▶ **WHAT IS BEING ASKED**
Your task is to copy every line of the records below that contains "grammarians".
### RECORD EXTRACTS ###
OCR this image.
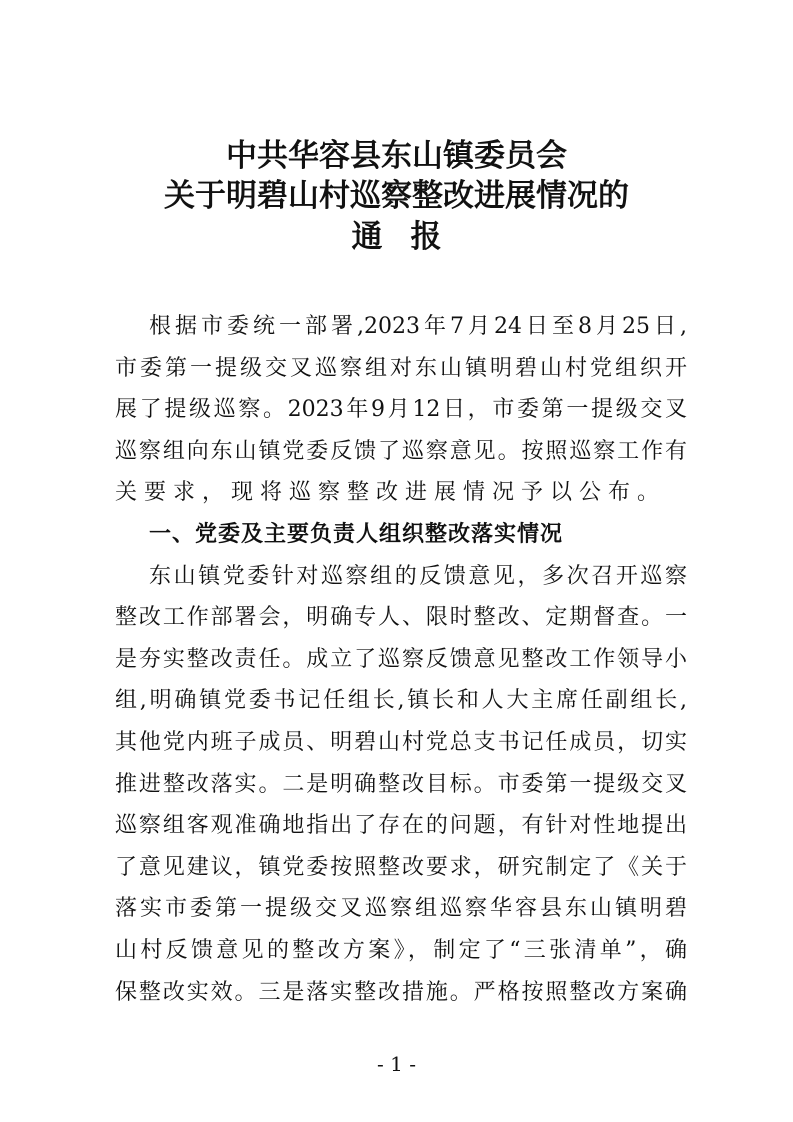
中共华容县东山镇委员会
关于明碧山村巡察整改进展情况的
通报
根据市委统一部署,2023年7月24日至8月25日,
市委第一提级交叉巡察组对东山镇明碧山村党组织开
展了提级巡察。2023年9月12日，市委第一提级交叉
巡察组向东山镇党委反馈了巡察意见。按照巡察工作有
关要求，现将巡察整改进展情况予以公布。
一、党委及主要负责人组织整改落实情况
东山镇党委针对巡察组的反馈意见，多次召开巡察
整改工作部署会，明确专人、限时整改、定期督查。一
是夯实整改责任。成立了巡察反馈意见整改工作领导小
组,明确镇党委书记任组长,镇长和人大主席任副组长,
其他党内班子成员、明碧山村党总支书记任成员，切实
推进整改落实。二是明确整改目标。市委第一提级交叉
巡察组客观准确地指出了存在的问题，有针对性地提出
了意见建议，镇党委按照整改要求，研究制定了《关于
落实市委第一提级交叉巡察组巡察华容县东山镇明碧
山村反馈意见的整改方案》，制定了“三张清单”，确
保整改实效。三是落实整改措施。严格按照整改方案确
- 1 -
###
### RECORD EXTRACTS ###
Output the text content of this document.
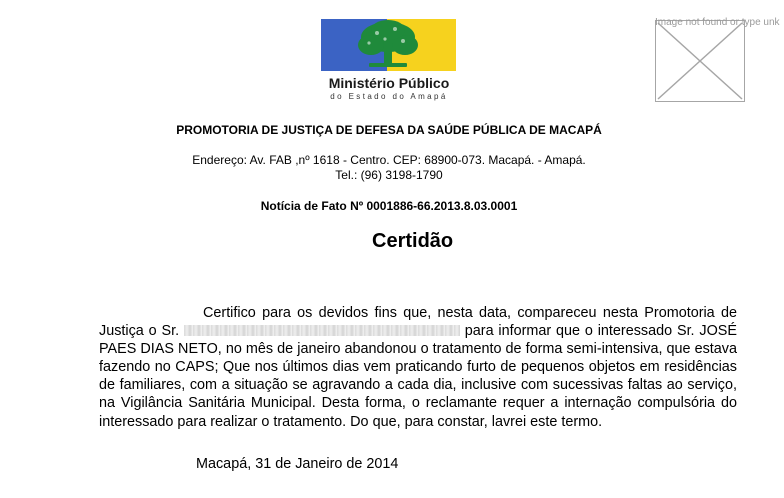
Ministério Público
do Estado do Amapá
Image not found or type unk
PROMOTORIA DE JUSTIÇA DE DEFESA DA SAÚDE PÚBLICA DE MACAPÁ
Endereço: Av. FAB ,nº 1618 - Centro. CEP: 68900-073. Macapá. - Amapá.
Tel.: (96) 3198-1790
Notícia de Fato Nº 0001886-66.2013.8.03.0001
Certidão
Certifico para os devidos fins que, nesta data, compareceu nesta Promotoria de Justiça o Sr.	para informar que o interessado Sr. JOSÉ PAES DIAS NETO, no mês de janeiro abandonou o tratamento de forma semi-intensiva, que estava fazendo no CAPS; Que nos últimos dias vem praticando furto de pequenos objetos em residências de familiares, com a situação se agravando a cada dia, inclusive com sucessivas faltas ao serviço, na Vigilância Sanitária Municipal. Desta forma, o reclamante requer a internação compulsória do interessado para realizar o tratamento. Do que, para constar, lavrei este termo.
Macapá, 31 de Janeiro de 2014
###
### RECORD EXTRACTS ###
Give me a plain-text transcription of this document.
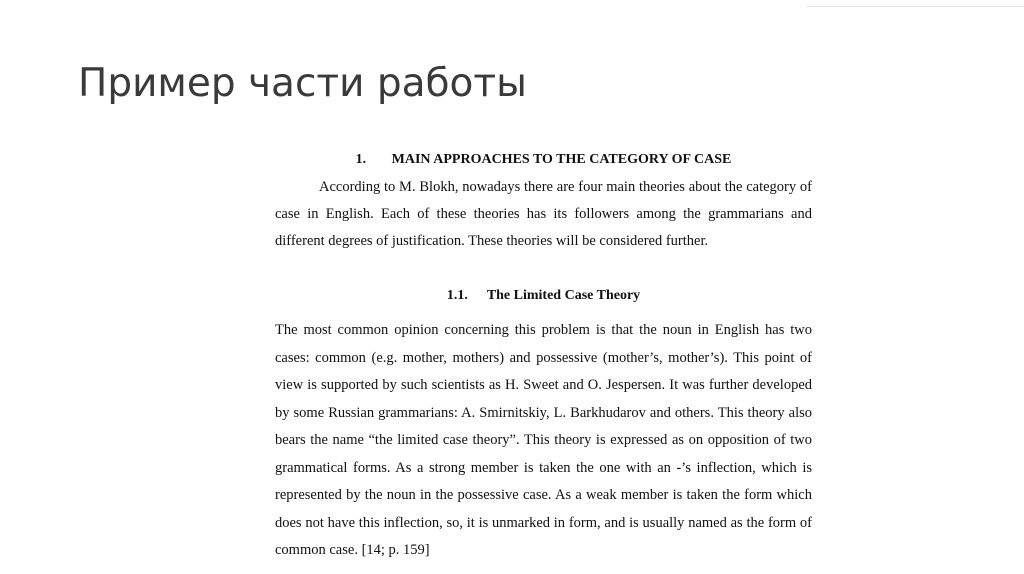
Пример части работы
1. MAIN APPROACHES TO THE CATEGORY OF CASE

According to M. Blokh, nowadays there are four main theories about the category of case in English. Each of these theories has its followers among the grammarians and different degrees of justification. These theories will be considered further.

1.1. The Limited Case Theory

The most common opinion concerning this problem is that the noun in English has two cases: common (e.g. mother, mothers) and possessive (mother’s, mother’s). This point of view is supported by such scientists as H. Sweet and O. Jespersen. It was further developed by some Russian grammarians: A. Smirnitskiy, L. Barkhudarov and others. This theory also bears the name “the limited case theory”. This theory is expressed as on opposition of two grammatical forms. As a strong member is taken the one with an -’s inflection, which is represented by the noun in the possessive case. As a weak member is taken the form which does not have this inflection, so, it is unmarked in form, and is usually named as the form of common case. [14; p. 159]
###
▶ **RESULT OF THE TASK**
According to M. Blokh, nowadays there are four main theories about the category of case in English. Each of these theories has its followers among the grammarians and different degrees of justification. These theories will be considered further.
The most common opinion concerning this problem is that the noun in English has two cases: common (e.g. mother, mothers) and possessive (mother’s, mother’s). This point of view is supported by such scientists as H. Sweet and O. Jespersen. It was further developed by some Russian grammarians: A. Smirnitskiy, L. Barkhudarov and others. This theory also bears the name “the limited case theory”. This theory is expressed as on opposition of two grammatical forms. As a strong member is taken the one with an -’s inflection, which is represented by the noun in the possessive case. As a weak member is taken the form which does not have this inflection, so, it is unmarked in form, and is usually named as the form of common case. [14; p. 159]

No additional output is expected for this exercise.